= What you will do =
Reproduce only this part of the listing: the line with "Convert this document image to plain text.", plus every line after it through the last.

Collected data:
********************

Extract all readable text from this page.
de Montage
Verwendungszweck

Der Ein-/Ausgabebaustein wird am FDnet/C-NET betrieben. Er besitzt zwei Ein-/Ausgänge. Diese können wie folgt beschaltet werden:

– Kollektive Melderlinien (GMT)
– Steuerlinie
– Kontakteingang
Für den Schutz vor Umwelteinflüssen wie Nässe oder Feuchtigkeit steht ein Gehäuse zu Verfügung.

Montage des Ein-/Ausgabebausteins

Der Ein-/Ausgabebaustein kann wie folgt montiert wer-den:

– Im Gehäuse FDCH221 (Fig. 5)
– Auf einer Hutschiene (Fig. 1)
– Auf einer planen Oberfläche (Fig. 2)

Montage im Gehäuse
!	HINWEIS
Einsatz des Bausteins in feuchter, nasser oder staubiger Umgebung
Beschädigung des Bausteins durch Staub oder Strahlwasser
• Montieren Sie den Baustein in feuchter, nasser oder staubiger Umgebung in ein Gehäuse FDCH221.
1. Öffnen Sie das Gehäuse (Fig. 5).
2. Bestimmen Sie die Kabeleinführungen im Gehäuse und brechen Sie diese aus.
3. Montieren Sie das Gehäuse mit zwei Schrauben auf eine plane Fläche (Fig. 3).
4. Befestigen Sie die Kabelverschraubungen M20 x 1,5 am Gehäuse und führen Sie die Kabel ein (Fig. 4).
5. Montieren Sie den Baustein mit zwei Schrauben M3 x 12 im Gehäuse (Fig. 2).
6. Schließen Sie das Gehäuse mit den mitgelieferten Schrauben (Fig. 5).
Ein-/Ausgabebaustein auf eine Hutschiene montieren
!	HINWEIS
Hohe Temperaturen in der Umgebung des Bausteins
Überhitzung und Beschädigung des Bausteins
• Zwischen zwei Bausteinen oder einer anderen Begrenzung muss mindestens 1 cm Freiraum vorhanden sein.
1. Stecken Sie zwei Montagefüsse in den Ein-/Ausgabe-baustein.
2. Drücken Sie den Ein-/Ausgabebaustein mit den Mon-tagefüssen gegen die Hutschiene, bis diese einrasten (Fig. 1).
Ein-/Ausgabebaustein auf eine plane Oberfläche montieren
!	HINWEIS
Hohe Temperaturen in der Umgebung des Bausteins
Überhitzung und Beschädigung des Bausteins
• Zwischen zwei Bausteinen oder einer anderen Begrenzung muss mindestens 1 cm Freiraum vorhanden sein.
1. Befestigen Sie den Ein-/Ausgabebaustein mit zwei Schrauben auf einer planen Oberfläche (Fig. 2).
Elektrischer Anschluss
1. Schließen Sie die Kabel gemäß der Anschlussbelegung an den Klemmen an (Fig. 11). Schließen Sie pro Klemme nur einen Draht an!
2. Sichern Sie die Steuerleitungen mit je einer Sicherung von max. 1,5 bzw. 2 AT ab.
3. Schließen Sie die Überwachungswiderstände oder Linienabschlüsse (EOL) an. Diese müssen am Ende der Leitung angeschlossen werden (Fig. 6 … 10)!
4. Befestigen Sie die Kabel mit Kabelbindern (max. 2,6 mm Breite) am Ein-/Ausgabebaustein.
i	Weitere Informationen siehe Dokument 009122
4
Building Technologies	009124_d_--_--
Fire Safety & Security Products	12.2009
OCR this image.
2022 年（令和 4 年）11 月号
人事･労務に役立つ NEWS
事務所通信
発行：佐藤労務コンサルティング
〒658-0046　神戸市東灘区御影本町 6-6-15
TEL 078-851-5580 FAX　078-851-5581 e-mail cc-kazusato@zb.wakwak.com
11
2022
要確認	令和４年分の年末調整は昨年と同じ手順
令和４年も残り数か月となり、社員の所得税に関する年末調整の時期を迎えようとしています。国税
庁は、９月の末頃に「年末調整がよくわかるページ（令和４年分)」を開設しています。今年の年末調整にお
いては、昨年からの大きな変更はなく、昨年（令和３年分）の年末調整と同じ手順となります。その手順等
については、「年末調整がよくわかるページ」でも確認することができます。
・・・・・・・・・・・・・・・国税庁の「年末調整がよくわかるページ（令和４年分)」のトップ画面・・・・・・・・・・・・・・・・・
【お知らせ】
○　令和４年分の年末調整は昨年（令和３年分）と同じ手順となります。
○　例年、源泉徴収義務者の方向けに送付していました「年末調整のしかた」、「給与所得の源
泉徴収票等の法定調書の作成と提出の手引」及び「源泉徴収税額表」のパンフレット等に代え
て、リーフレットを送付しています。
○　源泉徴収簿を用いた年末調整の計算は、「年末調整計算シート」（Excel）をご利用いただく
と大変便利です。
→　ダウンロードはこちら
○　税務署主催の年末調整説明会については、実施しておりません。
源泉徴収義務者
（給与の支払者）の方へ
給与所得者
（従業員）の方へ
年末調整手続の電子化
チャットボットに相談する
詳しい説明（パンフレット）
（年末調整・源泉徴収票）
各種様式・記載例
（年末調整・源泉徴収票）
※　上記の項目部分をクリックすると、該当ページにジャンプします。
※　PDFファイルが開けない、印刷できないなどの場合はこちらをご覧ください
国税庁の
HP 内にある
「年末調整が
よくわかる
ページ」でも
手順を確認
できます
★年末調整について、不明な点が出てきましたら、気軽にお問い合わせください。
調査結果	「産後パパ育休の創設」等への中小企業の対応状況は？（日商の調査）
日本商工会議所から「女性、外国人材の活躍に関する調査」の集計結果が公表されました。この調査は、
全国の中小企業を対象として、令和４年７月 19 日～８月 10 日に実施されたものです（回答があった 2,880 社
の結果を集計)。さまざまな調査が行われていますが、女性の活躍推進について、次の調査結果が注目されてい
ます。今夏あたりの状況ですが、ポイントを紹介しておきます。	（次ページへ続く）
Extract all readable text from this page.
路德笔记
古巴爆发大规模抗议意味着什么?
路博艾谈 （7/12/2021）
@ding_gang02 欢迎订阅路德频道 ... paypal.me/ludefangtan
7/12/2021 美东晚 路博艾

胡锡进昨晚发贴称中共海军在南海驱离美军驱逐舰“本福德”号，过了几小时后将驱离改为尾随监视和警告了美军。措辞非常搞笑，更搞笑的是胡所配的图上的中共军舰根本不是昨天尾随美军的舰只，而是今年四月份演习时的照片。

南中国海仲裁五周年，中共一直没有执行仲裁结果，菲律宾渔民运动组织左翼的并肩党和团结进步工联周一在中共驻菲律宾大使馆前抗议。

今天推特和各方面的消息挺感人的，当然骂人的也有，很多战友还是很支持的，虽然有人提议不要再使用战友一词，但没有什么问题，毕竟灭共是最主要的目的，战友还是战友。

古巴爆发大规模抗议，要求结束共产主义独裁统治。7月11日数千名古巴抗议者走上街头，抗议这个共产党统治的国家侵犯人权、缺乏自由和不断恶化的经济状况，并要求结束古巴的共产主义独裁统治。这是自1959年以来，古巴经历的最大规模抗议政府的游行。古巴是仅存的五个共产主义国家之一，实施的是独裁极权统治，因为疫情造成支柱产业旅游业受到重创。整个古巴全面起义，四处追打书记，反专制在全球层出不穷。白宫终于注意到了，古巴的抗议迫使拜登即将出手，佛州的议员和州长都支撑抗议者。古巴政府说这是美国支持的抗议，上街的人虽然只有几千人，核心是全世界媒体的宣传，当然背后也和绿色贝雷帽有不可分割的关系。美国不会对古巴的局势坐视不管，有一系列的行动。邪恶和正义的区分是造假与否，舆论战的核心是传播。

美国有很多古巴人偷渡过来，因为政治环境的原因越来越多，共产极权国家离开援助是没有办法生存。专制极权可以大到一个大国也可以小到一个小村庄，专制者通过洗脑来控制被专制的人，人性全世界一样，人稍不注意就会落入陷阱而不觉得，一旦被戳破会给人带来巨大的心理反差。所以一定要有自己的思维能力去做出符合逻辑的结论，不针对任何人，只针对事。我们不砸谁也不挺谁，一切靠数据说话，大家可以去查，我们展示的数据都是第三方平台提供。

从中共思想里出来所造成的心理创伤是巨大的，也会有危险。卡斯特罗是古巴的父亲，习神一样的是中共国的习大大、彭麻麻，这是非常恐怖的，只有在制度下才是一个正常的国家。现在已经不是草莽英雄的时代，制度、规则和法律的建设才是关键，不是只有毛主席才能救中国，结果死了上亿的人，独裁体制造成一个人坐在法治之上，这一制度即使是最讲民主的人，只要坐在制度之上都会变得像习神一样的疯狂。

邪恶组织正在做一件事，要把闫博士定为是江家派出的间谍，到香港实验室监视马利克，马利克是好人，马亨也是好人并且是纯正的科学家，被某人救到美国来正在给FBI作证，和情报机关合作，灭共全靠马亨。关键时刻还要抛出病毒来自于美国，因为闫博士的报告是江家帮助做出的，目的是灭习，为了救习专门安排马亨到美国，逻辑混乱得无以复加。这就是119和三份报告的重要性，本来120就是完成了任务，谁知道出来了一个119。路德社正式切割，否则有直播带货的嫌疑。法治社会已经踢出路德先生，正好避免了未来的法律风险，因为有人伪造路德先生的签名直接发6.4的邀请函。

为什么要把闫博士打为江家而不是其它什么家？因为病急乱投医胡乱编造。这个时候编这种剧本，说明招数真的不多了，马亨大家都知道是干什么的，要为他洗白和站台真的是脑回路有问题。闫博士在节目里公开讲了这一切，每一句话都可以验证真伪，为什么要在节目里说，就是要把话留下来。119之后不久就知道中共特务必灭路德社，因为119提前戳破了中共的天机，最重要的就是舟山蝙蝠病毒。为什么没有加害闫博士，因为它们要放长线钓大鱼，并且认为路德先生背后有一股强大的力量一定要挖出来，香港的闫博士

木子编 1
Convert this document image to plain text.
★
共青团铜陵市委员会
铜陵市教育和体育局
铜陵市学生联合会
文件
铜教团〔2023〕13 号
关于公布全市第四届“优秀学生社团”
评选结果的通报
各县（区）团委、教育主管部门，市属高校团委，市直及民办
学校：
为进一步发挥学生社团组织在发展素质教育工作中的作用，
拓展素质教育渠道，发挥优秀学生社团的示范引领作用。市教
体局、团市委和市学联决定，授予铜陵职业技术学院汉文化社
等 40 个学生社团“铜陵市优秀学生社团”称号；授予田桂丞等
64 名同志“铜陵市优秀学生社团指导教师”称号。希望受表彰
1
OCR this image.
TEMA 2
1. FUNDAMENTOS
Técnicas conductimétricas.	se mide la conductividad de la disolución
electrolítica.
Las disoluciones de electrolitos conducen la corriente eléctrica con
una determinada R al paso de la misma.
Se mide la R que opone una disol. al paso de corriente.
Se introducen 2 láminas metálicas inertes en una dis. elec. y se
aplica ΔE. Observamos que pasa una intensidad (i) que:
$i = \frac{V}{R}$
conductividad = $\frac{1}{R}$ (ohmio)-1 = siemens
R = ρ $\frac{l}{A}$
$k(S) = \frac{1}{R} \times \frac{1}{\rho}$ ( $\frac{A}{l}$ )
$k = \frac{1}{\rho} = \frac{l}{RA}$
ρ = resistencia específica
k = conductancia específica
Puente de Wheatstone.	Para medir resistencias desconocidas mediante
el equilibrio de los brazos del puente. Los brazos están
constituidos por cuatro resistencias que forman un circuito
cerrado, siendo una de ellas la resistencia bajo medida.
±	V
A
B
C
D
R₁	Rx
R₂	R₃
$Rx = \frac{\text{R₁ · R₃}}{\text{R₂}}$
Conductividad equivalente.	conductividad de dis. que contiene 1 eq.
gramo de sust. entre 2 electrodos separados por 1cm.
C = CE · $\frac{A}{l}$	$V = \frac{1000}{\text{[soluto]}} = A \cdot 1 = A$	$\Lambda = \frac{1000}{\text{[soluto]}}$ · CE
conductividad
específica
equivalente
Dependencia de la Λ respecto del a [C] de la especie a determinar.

********************

= Full answer =
Convert this document image to plain text.
★
共青团铜陵市委员会
铜陵市教育和体育局
铜陵市学生联合会
文件
铜教团〔2023〕13 号
关于公布全市第四届“优秀学生社团”
评选结果的通报
各县（区）团委、教育主管部门，市属高校团委，市直及民办
学校：
为进一步发挥学生社团组织在发展素质教育工作中的作用，
拓展素质教育渠道，发挥优秀学生社团的示范引领作用。市教
体局、团市委和市学联决定，授予铜陵职业技术学院汉文化社
等 40 个学生社团“铜陵市优秀学生社团”称号；授予田桂丞等
64 名同志“铜陵市优秀学生社团指导教师”称号。希望受表彰
1
OCR this image.
TEMA 2
1. FUNDAMENTOS
Técnicas conductimétricas.	se mide la conductividad de la disolución
electrolítica.
Las disoluciones de electrolitos conducen la corriente eléctrica con
una determinada R al paso de la misma.
Se mide la R que opone una disol. al paso de corriente.
Se introducen 2 láminas metálicas inertes en una dis. elec. y se
aplica ΔE. Observamos que pasa una intensidad (i) que:
$i = \frac{V}{R}$
conductividad = $\frac{1}{R}$ (ohmio)-1 = siemens
R = ρ $\frac{l}{A}$
$k(S) = \frac{1}{R} \times \frac{1}{\rho}$ ( $\frac{A}{l}$ )
$k = \frac{1}{\rho} = \frac{l}{RA}$
ρ = resistencia específica
k = conductancia específica
Puente de Wheatstone.	Para medir resistencias desconocidas mediante
el equilibrio de los brazos del puente. Los brazos están
constituidos por cuatro resistencias que forman un circuito
cerrado, siendo una de ellas la resistencia bajo medida.
±	V
A
B
C
D
R₁	Rx
R₂	R₃
$Rx = \frac{\text{R₁ · R₃}}{\text{R₂}}$
Conductividad equivalente.	conductividad de dis. que contiene 1 eq.
gramo de sust. entre 2 electrodos separados por 1cm.
C = CE · $\frac{A}{l}$	$V = \frac{1000}{\text{[soluto]}} = A \cdot 1 = A$	$\Lambda = \frac{1000}{\text{[soluto]}}$ · CE
conductividad
específica
equivalente
Dependencia de la Λ respecto del a [C] de la especie a determinar.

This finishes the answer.